## Figure data in JSON
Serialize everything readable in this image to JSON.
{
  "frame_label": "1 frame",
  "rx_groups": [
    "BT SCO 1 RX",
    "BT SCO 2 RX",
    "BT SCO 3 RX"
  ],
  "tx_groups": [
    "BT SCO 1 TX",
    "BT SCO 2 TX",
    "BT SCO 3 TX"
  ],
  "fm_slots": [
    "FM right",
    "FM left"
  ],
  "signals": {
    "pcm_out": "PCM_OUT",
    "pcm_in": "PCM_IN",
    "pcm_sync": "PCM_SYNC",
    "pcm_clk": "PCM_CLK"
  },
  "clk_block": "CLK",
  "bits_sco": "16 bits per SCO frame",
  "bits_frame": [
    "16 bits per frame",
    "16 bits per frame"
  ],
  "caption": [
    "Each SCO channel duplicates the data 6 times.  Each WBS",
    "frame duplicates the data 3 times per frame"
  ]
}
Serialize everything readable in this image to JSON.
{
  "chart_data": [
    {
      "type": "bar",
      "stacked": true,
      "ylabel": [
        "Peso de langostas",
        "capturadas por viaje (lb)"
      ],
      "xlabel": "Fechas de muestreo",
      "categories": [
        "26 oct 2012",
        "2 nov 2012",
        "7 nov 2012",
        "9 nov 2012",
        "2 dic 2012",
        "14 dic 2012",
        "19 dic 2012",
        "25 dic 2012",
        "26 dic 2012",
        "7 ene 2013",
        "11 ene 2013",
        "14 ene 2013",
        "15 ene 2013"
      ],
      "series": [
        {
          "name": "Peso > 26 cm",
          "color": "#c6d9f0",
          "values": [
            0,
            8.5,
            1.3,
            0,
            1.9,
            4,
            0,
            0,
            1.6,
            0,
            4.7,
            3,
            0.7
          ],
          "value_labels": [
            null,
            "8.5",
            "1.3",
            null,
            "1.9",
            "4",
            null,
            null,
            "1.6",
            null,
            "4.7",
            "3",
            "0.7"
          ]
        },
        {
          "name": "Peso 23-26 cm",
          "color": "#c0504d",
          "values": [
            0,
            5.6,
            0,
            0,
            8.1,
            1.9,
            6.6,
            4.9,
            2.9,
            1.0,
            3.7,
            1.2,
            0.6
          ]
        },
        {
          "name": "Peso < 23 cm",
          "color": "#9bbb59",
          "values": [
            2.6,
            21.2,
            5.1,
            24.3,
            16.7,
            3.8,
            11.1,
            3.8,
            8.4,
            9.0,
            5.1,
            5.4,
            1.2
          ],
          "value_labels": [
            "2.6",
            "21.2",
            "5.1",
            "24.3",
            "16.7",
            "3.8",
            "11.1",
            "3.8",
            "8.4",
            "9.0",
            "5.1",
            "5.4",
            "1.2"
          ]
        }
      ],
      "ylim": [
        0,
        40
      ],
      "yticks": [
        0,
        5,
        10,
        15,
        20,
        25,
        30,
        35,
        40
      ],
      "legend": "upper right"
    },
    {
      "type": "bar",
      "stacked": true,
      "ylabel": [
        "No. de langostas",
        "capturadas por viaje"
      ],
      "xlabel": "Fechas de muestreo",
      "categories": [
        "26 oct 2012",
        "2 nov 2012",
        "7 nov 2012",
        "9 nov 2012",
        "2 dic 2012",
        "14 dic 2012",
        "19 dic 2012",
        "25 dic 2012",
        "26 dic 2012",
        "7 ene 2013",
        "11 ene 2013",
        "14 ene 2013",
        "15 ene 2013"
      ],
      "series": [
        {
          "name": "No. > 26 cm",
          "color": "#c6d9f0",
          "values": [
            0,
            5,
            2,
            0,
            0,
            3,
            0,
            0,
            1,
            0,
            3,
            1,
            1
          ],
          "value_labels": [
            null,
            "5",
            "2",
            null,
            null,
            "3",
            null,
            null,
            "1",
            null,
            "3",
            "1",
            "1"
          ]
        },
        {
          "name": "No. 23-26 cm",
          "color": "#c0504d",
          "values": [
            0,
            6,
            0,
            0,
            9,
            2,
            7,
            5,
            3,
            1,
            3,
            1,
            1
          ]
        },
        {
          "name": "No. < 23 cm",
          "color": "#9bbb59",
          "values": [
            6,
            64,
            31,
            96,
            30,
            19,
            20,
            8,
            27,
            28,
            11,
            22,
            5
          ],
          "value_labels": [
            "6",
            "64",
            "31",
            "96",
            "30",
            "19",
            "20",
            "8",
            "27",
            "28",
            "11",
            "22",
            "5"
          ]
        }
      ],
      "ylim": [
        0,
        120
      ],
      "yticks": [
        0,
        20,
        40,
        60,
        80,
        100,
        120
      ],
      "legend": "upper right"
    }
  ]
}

## WRITTEN EXERCISE
Restate the data above exactly, keeping each word as it stands.

## EXERCISE RESULT
Serialize everything readable in this image to JSON.
{
  "frame_label": "1 frame",
  "rx_groups": [
    "BT SCO 1 RX",
    "BT SCO 2 RX",
    "BT SCO 3 RX"
  ],
  "tx_groups": [
    "BT SCO 1 TX",
    "BT SCO 2 TX",
    "BT SCO 3 TX"
  ],
  "fm_slots": [
    "FM right",
    "FM left"
  ],
  "signals": {
    "pcm_out": "PCM_OUT",
    "pcm_in": "PCM_IN",
    "pcm_sync": "PCM_SYNC",
    "pcm_clk": "PCM_CLK"
  },
  "clk_block": "CLK",
  "bits_sco": "16 bits per SCO frame",
  "bits_frame": [
    "16 bits per frame",
    "16 bits per frame"
  ],
  "caption": [
    "Each SCO channel duplicates the data 6 times.  Each WBS",
    "frame duplicates the data 3 times per frame"
  ]
}
Serialize everything readable in this image to JSON.
{
  "chart_data": [
    {
      "type": "bar",
      "stacked": true,
      "ylabel": [
        "Peso de langostas",
        "capturadas por viaje (lb)"
      ],
      "xlabel": "Fechas de muestreo",
      "categories": [
        "26 oct 2012",
        "2 nov 2012",
        "7 nov 2012",
        "9 nov 2012",
        "2 dic 2012",
        "14 dic 2012",
        "19 dic 2012",
        "25 dic 2012",
        "26 dic 2012",
        "7 ene 2013",
        "11 ene 2013",
        "14 ene 2013",
        "15 ene 2013"
      ],
      "series": [
        {
          "name": "Peso > 26 cm",
          "color": "#c6d9f0",
          "values": [
            0,
            8.5,
            1.3,
            0,
            1.9,
            4,
            0,
            0,
            1.6,
            0,
            4.7,
            3,
            0.7
          ],
          "value_labels": [
            null,
            "8.5",
            "1.3",
            null,
            "1.9",
            "4",
            null,
            null,
            "1.6",
            null,
            "4.7",
            "3",
            "0.7"
          ]
        },
        {
          "name": "Peso 23-26 cm",
          "color": "#c0504d",
          "values": [
            0,
            5.6,
            0,
            0,
            8.1,
            1.9,
            6.6,
            4.9,
            2.9,
            1.0,
            3.7,
            1.2,
            0.6
          ]
        },
        {
          "name": "Peso < 23 cm",
          "color": "#9bbb59",
          "values": [
            2.6,
            21.2,
            5.1,
            24.3,
            16.7,
            3.8,
            11.1,
            3.8,
            8.4,
            9.0,
            5.1,
            5.4,
            1.2
          ],
          "value_labels": [
            "2.6",
            "21.2",
            "5.1",
            "24.3",
            "16.7",
            "3.8",
            "11.1",
            "3.8",
            "8.4",
            "9.0",
            "5.1",
            "5.4",
            "1.2"
          ]
        }
      ],
      "ylim": [
        0,
        40
      ],
      "yticks": [
        0,
        5,
        10,
        15,
        20,
        25,
        30,
        35,
        40
      ],
      "legend": "upper right"
    },
    {
      "type": "bar",
      "stacked": true,
      "ylabel": [
        "No. de langostas",
        "capturadas por viaje"
      ],
      "xlabel": "Fechas de muestreo",
      "categories": [
        "26 oct 2012",
        "2 nov 2012",
        "7 nov 2012",
        "9 nov 2012",
        "2 dic 2012",
        "14 dic 2012",
        "19 dic 2012",
        "25 dic 2012",
        "26 dic 2012",
        "7 ene 2013",
        "11 ene 2013",
        "14 ene 2013",
        "15 ene 2013"
      ],
      "series": [
        {
          "name": "No. > 26 cm",
          "color": "#c6d9f0",
          "values": [
            0,
            5,
            2,
            0,
            0,
            3,
            0,
            0,
            1,
            0,
            3,
            1,
            1
          ],
          "value_labels": [
            null,
            "5",
            "2",
            null,
            null,
            "3",
            null,
            null,
            "1",
            null,
            "3",
            "1",
            "1"
          ]
        },
        {
          "name": "No. 23-26 cm",
          "color": "#c0504d",
          "values": [
            0,
            6,
            0,
            0,
            9,
            2,
            7,
            5,
            3,
            1,
            3,
            1,
            1
          ]
        },
        {
          "name": "No. < 23 cm",
          "color": "#9bbb59",
          "values": [
            6,
            64,
            31,
            96,
            30,
            19,
            20,
            8,
            27,
            28,
            11,
            22,
            5
          ],
          "value_labels": [
            "6",
            "64",
            "31",
            "96",
            "30",
            "19",
            "20",
            "8",
            "27",
            "28",
            "11",
            "22",
            "5"
          ]
        }
      ],
      "ylim": [
        0,
        120
      ],
      "yticks": [
        0,
        20,
        40,
        60,
        80,
        100,
        120
      ],
      "legend": "upper right"
    }
  ]
}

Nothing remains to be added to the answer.